- **What the task requires**: Search the records for the word "embarrassed" and report each line that has it.

::::::::

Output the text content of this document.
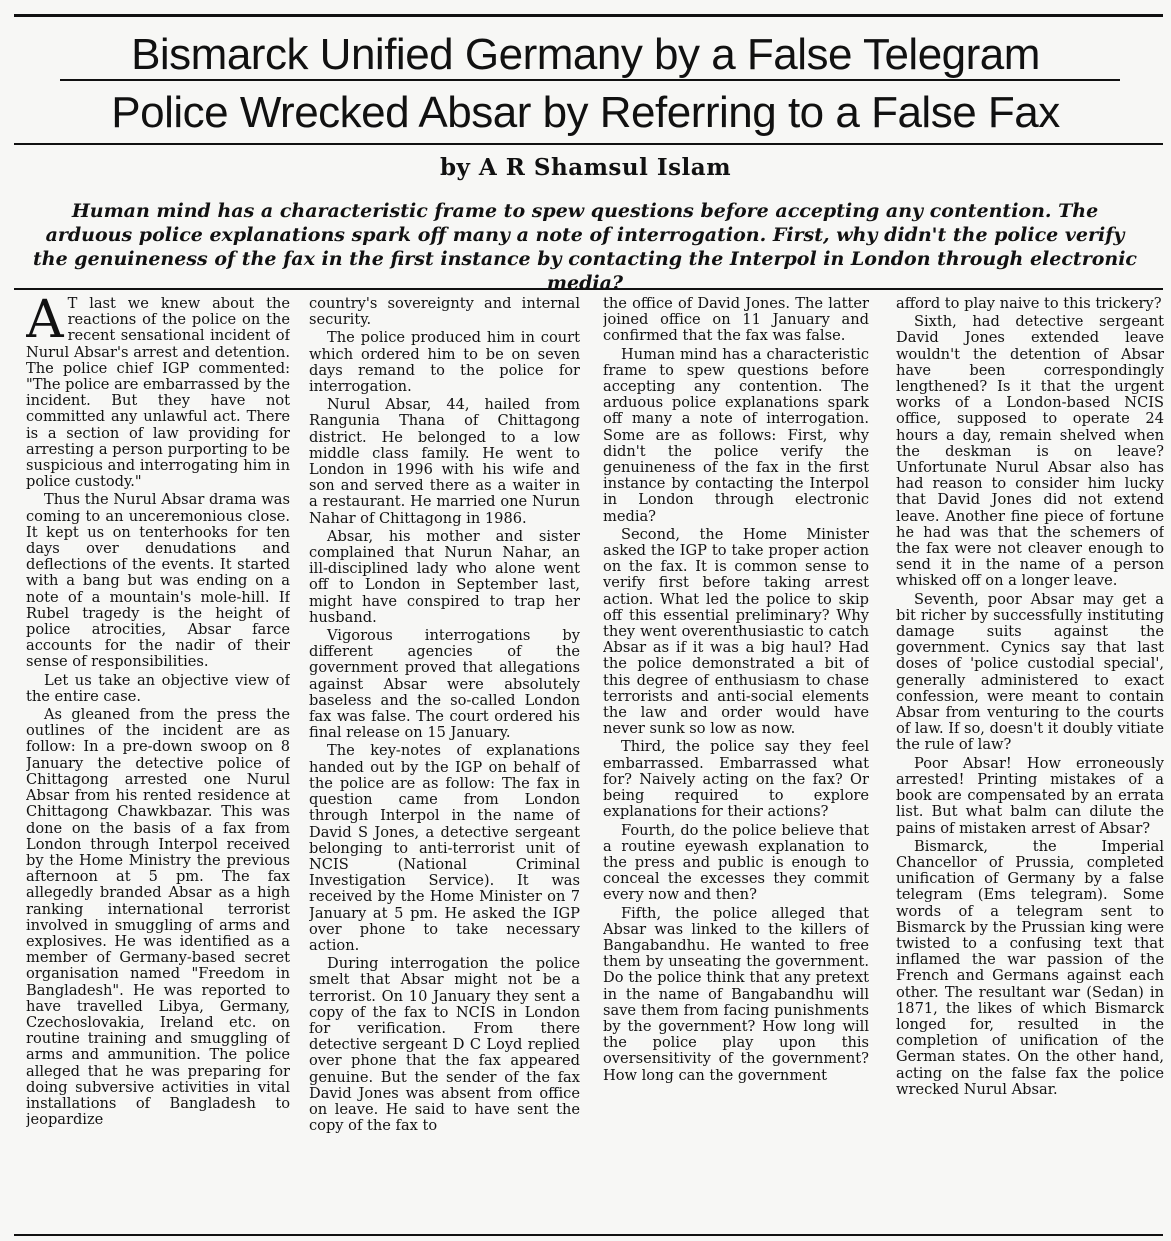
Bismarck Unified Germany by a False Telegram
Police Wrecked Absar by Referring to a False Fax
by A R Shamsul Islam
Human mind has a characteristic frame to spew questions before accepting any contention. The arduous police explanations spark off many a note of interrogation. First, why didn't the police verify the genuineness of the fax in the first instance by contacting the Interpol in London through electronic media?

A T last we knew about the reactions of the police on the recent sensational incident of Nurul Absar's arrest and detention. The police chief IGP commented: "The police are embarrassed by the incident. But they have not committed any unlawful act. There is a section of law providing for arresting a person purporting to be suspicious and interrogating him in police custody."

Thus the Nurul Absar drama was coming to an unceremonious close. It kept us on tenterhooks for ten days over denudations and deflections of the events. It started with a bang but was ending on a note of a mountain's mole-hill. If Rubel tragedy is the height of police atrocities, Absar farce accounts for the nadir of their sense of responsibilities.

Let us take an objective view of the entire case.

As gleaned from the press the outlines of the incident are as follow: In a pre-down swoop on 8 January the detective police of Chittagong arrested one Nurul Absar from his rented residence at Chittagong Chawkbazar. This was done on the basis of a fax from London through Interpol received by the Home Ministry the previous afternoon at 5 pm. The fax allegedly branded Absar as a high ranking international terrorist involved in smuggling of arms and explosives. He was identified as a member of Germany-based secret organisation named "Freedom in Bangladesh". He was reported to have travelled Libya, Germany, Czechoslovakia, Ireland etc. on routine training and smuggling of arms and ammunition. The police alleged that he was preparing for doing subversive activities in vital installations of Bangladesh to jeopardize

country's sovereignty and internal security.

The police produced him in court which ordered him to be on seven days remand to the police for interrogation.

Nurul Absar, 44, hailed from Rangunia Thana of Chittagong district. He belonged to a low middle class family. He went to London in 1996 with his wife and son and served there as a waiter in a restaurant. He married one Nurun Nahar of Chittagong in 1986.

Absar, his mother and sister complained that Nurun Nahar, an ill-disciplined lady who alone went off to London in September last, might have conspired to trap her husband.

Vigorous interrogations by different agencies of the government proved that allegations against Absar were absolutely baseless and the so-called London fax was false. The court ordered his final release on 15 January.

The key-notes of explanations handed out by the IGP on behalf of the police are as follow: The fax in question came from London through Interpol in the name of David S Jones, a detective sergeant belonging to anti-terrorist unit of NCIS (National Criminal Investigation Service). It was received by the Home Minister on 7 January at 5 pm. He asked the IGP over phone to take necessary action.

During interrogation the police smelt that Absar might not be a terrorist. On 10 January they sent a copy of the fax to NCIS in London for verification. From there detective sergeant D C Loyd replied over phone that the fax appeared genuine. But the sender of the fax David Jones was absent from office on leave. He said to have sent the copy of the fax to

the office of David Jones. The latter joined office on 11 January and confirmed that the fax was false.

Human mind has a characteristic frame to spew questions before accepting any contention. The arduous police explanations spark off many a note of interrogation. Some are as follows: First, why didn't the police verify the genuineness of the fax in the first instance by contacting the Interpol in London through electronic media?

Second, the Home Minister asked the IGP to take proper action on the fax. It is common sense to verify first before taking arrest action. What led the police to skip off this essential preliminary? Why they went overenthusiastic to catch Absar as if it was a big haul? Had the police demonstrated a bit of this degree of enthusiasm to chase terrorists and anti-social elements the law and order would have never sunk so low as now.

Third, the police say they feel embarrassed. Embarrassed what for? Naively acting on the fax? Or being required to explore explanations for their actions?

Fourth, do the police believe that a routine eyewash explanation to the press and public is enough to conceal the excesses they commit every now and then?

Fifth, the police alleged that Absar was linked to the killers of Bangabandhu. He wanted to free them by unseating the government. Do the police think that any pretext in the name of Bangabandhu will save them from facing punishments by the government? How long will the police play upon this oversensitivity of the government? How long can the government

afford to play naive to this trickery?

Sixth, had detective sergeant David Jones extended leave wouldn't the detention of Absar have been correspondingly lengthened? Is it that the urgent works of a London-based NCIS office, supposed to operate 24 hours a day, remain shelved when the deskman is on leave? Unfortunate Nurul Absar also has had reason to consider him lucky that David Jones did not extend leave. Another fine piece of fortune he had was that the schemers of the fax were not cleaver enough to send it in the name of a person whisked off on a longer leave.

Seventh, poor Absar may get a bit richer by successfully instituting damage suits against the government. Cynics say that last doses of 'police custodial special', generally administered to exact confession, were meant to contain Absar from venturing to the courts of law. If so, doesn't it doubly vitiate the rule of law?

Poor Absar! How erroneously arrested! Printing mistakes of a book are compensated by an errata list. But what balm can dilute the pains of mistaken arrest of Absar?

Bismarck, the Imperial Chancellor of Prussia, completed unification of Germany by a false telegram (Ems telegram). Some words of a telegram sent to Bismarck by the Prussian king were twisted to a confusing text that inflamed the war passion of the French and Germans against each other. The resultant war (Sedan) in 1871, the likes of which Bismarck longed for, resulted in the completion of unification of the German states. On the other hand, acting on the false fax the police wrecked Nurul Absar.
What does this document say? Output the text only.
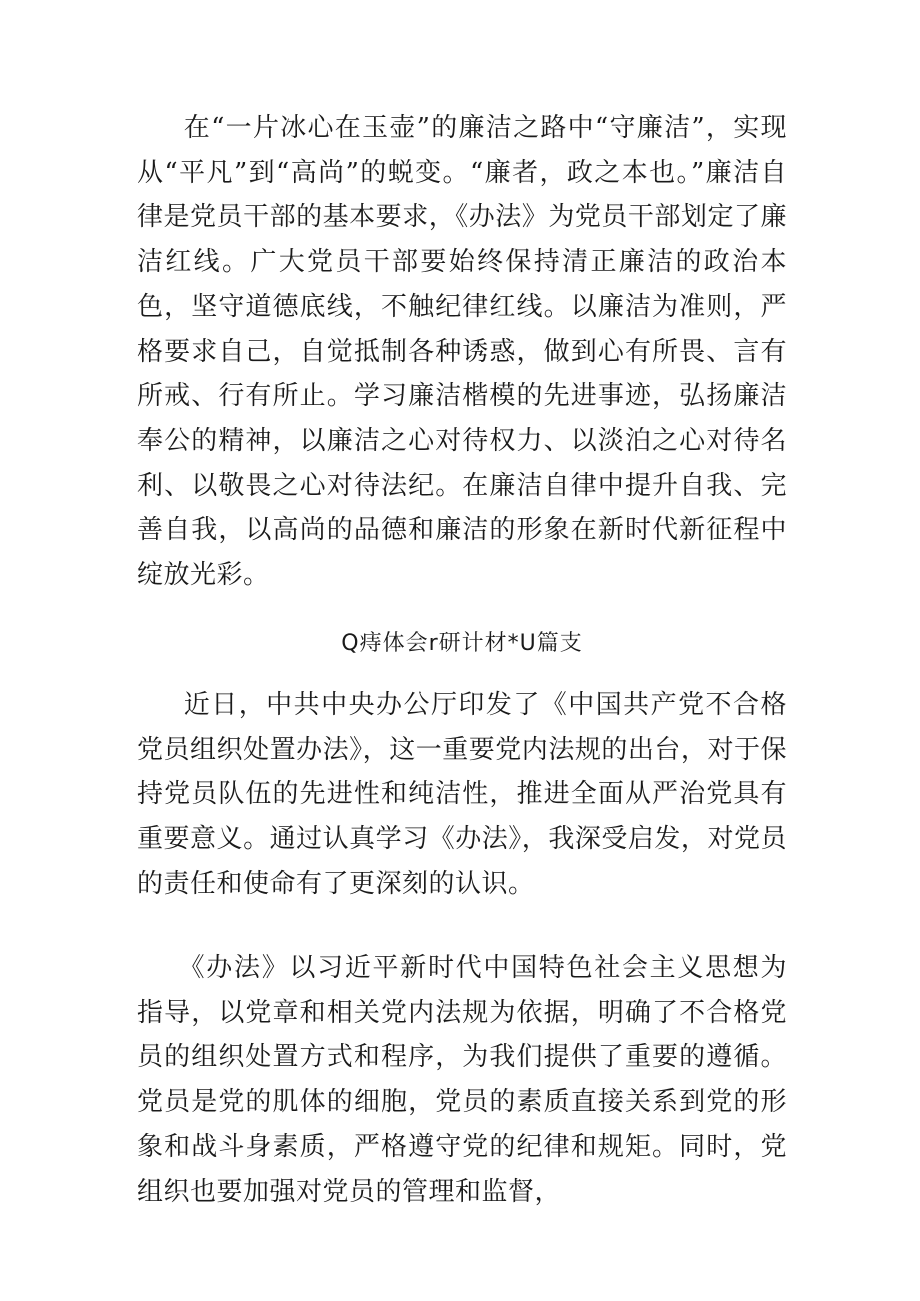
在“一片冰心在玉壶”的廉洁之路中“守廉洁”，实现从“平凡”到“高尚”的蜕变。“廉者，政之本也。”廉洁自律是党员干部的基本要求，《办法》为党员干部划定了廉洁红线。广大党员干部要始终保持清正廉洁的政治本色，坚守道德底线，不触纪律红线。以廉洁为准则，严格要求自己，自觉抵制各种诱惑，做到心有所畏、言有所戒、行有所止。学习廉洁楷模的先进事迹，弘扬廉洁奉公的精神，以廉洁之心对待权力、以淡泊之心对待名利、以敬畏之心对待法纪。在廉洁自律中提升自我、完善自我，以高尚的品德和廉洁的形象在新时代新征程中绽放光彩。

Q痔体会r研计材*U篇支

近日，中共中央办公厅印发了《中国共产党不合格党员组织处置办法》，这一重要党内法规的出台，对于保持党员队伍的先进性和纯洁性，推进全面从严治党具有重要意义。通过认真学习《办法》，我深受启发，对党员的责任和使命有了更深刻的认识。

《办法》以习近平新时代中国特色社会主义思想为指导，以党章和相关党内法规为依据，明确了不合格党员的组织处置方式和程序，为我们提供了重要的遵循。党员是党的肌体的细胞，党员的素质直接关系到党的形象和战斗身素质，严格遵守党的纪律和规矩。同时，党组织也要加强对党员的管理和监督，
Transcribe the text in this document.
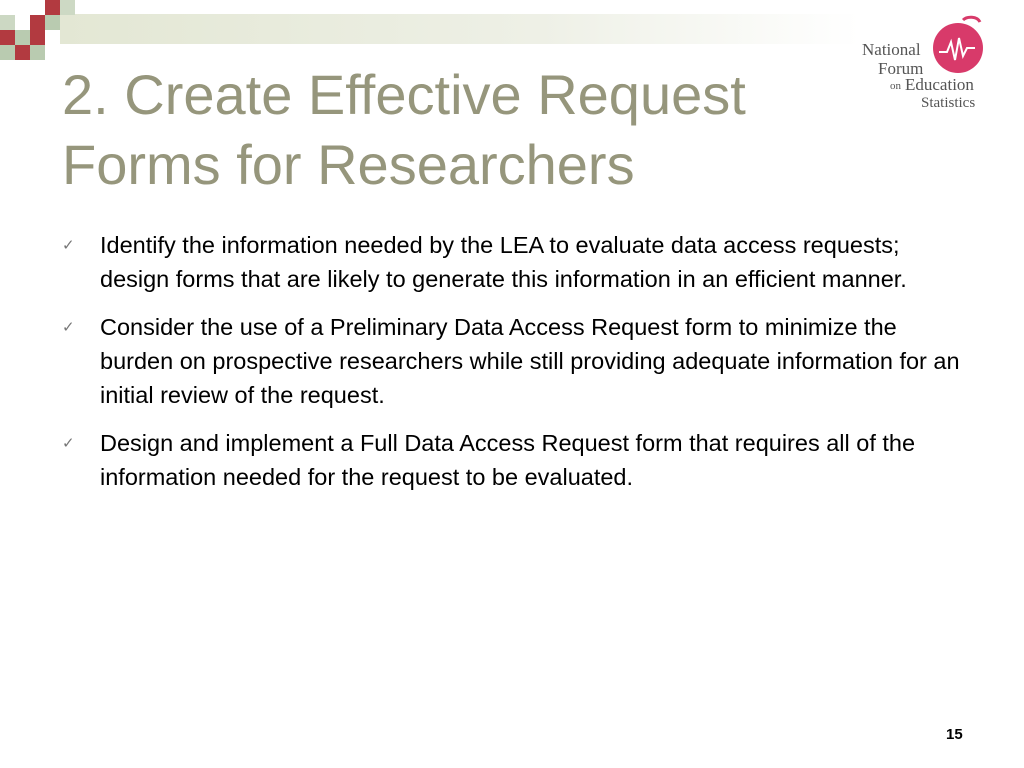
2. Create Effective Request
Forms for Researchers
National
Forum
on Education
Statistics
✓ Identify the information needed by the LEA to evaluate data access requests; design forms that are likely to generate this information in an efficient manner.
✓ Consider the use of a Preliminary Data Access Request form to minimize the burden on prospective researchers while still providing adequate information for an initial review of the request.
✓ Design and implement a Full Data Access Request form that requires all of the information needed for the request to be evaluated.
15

::::::::

- **Solution**:
A T last we knew about the reactions of the police on the recent sensational incident of Nurul Absar's arrest and detention. The police chief IGP commented: "The police are embarrassed by the incident. But they have not committed any unlawful act. There is a section of law providing for arresting a person purporting to be suspicious and interrogating him in police custody."
Third, the police say they feel embarrassed. Embarrassed what for? Naively acting on the fax? Or being required to explore explanations for their actions?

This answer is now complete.